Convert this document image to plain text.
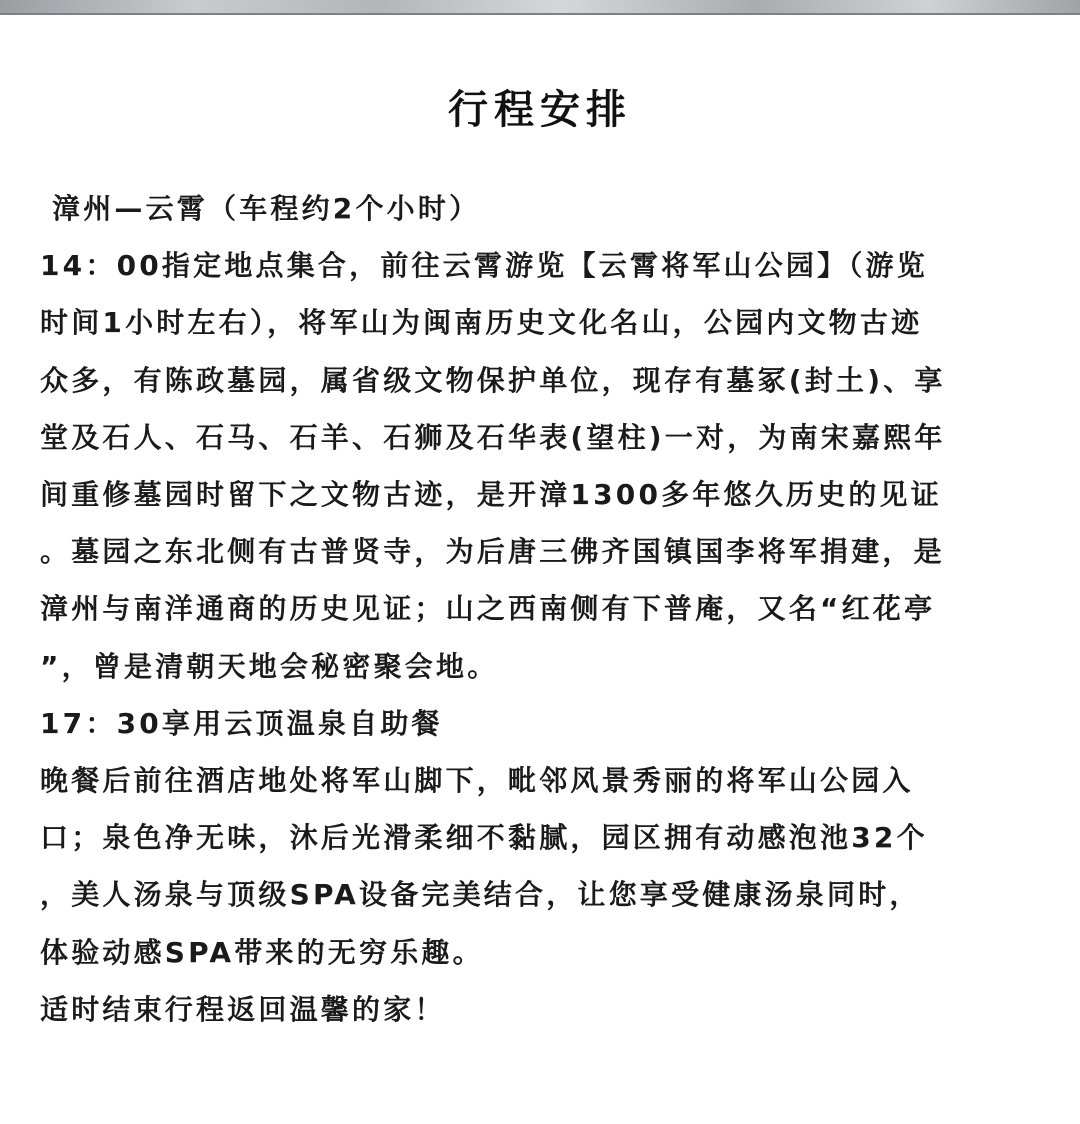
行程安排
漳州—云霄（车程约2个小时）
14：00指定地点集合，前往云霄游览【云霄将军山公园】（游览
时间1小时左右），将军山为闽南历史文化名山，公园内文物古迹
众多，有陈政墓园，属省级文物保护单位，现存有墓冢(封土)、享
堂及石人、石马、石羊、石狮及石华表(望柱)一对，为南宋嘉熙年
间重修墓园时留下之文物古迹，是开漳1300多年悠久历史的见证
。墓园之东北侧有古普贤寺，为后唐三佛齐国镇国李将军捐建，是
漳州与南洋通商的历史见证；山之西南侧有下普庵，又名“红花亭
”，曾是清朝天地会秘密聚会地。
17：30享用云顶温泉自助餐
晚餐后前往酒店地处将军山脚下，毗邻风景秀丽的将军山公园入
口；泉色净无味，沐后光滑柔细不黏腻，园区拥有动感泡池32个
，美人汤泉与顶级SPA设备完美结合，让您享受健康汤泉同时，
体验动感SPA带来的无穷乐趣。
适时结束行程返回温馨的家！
------------------------------------
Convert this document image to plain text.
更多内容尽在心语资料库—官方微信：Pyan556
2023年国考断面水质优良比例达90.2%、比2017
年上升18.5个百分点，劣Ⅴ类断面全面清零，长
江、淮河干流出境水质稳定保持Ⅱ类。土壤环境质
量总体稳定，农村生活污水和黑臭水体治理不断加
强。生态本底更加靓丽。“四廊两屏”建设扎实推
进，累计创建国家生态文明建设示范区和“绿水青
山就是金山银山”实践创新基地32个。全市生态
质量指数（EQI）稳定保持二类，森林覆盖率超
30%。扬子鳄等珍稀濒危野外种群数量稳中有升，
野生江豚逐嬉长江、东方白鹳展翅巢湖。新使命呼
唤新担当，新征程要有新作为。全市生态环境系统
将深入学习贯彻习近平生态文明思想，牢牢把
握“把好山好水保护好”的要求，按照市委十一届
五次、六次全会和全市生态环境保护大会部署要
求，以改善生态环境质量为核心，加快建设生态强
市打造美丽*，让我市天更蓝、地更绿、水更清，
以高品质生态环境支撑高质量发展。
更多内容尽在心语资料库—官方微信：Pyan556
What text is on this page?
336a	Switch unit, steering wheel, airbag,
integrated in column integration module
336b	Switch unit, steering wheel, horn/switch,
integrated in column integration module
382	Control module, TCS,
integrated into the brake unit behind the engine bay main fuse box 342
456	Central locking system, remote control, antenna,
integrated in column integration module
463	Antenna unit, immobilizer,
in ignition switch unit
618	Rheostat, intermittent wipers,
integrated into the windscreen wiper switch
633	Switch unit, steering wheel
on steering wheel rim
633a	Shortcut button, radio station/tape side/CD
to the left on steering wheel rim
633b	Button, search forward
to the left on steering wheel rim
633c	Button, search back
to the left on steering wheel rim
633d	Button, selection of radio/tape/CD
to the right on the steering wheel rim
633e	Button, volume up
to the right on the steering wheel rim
------------------------------------
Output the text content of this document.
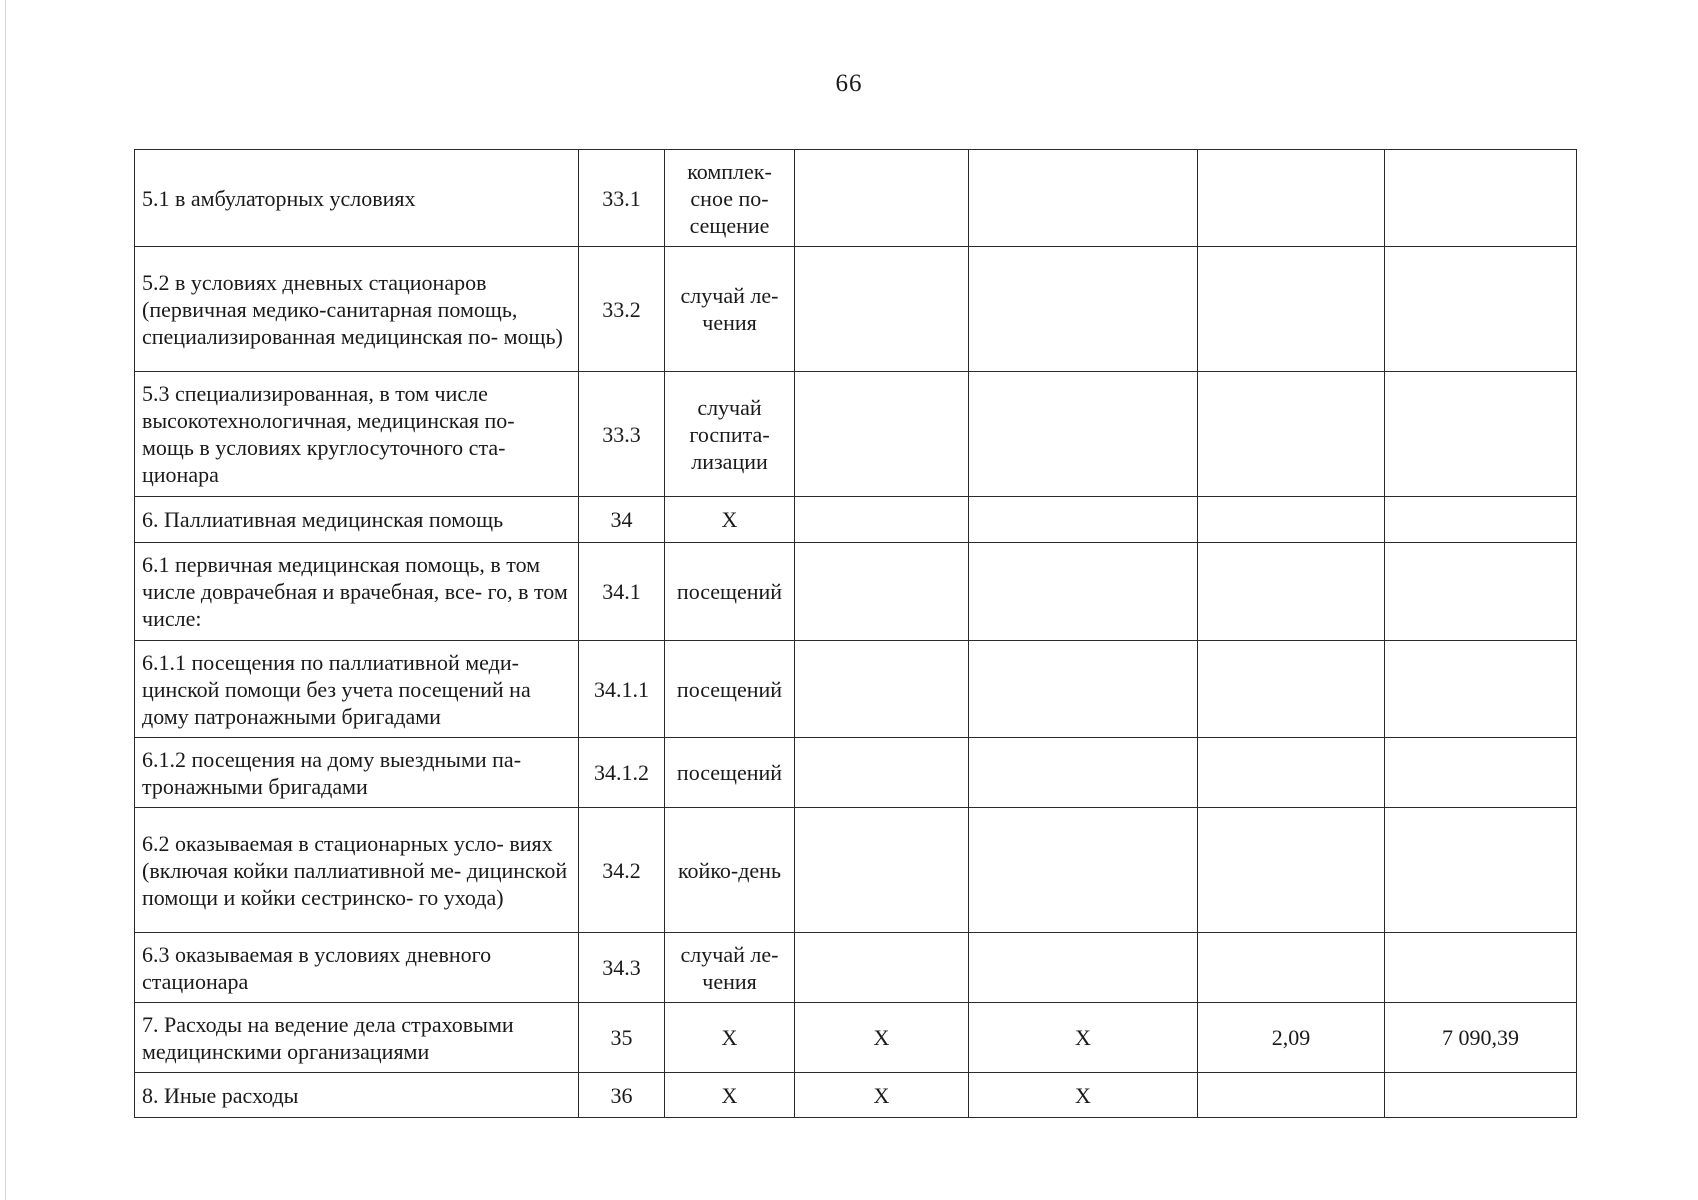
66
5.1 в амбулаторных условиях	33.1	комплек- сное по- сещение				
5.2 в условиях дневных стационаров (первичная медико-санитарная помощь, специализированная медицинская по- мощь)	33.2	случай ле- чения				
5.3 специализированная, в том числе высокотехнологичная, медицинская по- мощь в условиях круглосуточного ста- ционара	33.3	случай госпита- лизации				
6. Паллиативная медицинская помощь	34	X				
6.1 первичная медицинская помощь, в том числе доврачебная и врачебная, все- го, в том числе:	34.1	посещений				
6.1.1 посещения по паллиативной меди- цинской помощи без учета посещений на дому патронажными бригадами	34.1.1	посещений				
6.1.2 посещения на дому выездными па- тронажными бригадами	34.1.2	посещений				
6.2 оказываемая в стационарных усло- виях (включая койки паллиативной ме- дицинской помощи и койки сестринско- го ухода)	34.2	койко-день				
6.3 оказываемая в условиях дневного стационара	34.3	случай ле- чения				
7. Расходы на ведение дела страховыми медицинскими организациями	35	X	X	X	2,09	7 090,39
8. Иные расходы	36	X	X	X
------------------------------------
Pick out each line above that includes "посещения" and show it.

● **EXERCISE SOLUTION**
6.1.1 посещения по паллиативной меди- цинской помощи без учета посещений на дому патронажными бригадами	34.1.1	посещений				
6.1.2 посещения на дому выездными па- тронажными бригадами	34.1.2	посещений				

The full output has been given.